Check every line of the entries below for the word "eats", and copy the ones that have it.

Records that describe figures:
|---|

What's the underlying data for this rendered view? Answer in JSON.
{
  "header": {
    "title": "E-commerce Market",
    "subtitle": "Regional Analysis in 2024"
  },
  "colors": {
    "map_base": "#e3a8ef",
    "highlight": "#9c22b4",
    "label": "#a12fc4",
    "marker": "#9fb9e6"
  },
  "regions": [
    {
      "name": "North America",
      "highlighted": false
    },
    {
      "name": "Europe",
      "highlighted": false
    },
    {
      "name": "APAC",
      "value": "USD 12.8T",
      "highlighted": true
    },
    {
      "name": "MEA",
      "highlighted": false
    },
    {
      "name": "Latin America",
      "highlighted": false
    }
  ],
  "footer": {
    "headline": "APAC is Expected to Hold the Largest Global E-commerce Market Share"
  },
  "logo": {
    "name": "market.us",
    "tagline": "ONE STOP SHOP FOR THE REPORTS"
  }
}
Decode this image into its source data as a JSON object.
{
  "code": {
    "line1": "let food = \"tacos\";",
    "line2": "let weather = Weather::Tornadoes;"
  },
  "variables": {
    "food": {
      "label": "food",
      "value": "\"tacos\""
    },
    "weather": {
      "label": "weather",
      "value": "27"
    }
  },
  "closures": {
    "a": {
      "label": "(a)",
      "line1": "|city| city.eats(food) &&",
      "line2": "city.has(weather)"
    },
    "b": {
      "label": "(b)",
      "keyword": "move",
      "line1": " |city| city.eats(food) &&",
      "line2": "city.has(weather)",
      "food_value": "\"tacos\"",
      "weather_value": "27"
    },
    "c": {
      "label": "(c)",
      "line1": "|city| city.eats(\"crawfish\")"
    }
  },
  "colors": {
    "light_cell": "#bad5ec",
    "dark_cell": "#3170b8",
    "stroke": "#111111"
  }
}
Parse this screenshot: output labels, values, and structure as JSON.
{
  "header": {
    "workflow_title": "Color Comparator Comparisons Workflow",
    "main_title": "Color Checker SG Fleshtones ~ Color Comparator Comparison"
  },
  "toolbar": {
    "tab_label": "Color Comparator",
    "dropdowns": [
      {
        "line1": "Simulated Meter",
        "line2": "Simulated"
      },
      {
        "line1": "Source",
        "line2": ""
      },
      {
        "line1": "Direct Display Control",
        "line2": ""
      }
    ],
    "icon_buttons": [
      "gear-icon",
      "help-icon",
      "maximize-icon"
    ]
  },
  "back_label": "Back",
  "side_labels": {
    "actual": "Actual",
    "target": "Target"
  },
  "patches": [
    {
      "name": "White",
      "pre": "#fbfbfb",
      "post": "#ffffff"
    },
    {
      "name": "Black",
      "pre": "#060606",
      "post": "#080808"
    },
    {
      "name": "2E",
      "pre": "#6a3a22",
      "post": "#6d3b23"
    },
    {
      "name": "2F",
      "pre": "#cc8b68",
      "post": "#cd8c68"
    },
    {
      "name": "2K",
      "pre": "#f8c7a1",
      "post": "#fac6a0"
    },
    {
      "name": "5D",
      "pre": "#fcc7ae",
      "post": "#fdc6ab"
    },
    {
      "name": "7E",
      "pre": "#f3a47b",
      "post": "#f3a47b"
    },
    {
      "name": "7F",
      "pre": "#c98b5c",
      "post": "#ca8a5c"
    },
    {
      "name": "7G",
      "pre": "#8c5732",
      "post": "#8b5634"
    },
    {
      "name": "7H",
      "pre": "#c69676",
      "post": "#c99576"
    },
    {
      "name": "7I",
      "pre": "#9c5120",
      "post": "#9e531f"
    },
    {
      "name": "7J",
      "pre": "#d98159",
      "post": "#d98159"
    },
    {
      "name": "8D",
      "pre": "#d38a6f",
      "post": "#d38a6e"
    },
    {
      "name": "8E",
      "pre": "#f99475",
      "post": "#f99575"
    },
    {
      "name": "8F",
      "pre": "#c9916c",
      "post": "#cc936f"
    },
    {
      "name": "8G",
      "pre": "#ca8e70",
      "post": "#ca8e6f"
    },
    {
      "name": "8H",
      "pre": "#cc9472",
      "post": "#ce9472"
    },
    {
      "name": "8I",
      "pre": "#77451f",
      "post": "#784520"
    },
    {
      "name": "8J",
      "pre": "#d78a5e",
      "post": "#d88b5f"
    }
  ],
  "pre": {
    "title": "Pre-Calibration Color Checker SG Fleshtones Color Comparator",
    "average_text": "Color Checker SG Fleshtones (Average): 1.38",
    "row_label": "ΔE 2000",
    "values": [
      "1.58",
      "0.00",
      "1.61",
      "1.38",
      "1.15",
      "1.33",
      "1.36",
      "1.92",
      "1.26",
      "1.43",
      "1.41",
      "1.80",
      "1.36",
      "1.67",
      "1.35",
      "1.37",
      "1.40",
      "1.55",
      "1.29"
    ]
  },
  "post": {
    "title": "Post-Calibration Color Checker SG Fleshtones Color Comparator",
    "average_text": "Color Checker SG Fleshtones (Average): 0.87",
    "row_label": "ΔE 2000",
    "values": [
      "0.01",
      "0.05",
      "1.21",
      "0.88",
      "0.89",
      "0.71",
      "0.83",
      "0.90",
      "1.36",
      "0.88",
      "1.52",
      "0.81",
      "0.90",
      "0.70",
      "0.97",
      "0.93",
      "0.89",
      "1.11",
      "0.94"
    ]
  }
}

|---|

Final answer:
      "line1": "|city| city.eats(food) &&",
      "line1": " |city| city.eats(food) &&",
      "line1": "|city| city.eats(\"crawfish\")"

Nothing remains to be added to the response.